Extracted data>

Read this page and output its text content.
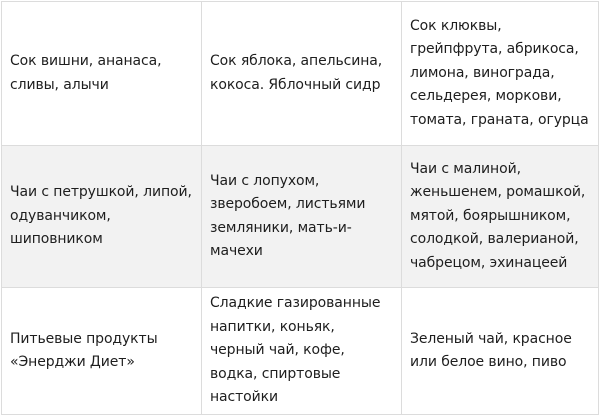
Сок вишни, ананаса, сливы, алычи	Сок яблока, апельсина, кокоса. Яблочный сидр	Сок клюквы, грейпфрута, абрикоса, лимона, винограда, сельдерея, моркови, томата, граната, огурца
Чаи с петрушкой, липой, одуванчиком, шиповником	Чаи с лопухом, зверобоем, листьями земляники, мать-и-мачехи	Чаи с малиной, женьшенем, ромашкой, мятой, боярышником, солодкой, валерианой, чабрецом, эхинацеей
Питьевые продукты «Энерджи Диет»	Сладкие газированные напитки, коньяк, черный чай, кофе, водка, спиртовые настойки	Зеленый чай, красное или белое вино, пиво
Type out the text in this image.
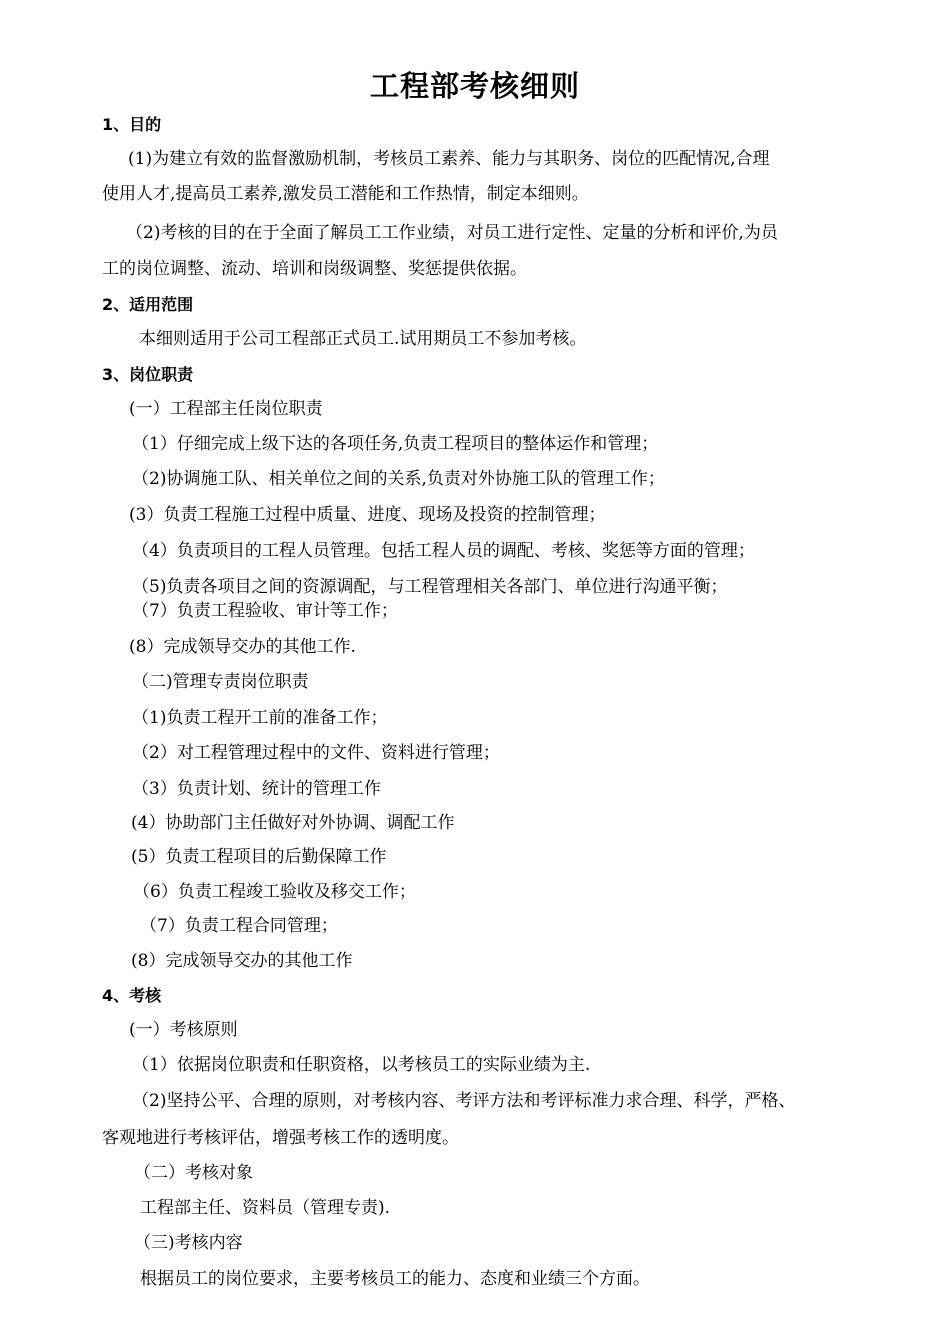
工程部考核细则
1、目的
(1)为建立有效的监督激励机制，考核员工素养、能力与其职务、岗位的匹配情况,合理
使用人才,提高员工素养,激发员工潜能和工作热情，制定本细则。
（2)考核的目的在于全面了解员工工作业绩，对员工进行定性、定量的分析和评价,为员
工的岗位调整、流动、培训和岗级调整、奖惩提供依据。
2、适用范围
本细则适用于公司工程部正式员工.试用期员工不参加考核。
3、岗位职责
(一）工程部主任岗位职责
（1）仔细完成上级下达的各项任务,负责工程项目的整体运作和管理；
（2)协调施工队、相关单位之间的关系,负责对外协施工队的管理工作；
(3）负责工程施工过程中质量、进度、现场及投资的控制管理；
（4）负责项目的工程人员管理。包括工程人员的调配、考核、奖惩等方面的管理；
（5)负责各项目之间的资源调配，与工程管理相关各部门、单位进行沟通平衡；
（7）负责工程验收、审计等工作；
(8）完成领导交办的其他工作.
（二)管理专责岗位职责
（1)负责工程开工前的准备工作；
（2）对工程管理过程中的文件、资料进行管理；
（3）负责计划、统计的管理工作
(4）协助部门主任做好对外协调、调配工作
(5）负责工程项目的后勤保障工作
（6）负责工程竣工验收及移交工作；
（7）负责工程合同管理；
(8）完成领导交办的其他工作
4、考核
(一）考核原则
（1）依据岗位职责和任职资格，以考核员工的实际业绩为主.
（2)坚持公平、合理的原则，对考核内容、考评方法和考评标准力求合理、科学，严格、
客观地进行考核评估，增强考核工作的透明度。
（二）考核对象
工程部主任、资料员（管理专责).
（三)考核内容
根据员工的岗位要求，主要考核员工的能力、态度和业绩三个方面。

Stated problem>
Output all of the entries verbatim, leaving out any images.

Problem solution>
Read this page and output its text content.
Сок вишни, ананаса, сливы, алычи	Сок яблока, апельсина, кокоса. Яблочный сидр	Сок клюквы, грейпфрута, абрикоса, лимона, винограда, сельдерея, моркови, томата, граната, огурца
Чаи с петрушкой, липой, одуванчиком, шиповником	Чаи с лопухом, зверобоем, листьями земляники, мать-и-мачехи	Чаи с малиной, женьшенем, ромашкой, мятой, боярышником, солодкой, валерианой, чабрецом, эхинацеей
Питьевые продукты «Энерджи Диет»	Сладкие газированные напитки, коньяк, черный чай, кофе, водка, спиртовые настойки	Зеленый чай, красное или белое вино, пиво
Type out the text in this image.
工程部考核细则
1、目的
(1)为建立有效的监督激励机制，考核员工素养、能力与其职务、岗位的匹配情况,合理
使用人才,提高员工素养,激发员工潜能和工作热情，制定本细则。
（2)考核的目的在于全面了解员工工作业绩，对员工进行定性、定量的分析和评价,为员
工的岗位调整、流动、培训和岗级调整、奖惩提供依据。
2、适用范围
本细则适用于公司工程部正式员工.试用期员工不参加考核。
3、岗位职责
(一）工程部主任岗位职责
（1）仔细完成上级下达的各项任务,负责工程项目的整体运作和管理；
（2)协调施工队、相关单位之间的关系,负责对外协施工队的管理工作；
(3）负责工程施工过程中质量、进度、现场及投资的控制管理；
（4）负责项目的工程人员管理。包括工程人员的调配、考核、奖惩等方面的管理；
（5)负责各项目之间的资源调配，与工程管理相关各部门、单位进行沟通平衡；
（7）负责工程验收、审计等工作；
(8）完成领导交办的其他工作.
（二)管理专责岗位职责
（1)负责工程开工前的准备工作；
（2）对工程管理过程中的文件、资料进行管理；
（3）负责计划、统计的管理工作
(4）协助部门主任做好对外协调、调配工作
(5）负责工程项目的后勤保障工作
（6）负责工程竣工验收及移交工作；
（7）负责工程合同管理；
(8）完成领导交办的其他工作
4、考核
(一）考核原则
（1）依据岗位职责和任职资格，以考核员工的实际业绩为主.
（2)坚持公平、合理的原则，对考核内容、考评方法和考评标准力求合理、科学，严格、
客观地进行考核评估，增强考核工作的透明度。
（二）考核对象
工程部主任、资料员（管理专责).
（三)考核内容
根据员工的岗位要求，主要考核员工的能力、态度和业绩三个方面。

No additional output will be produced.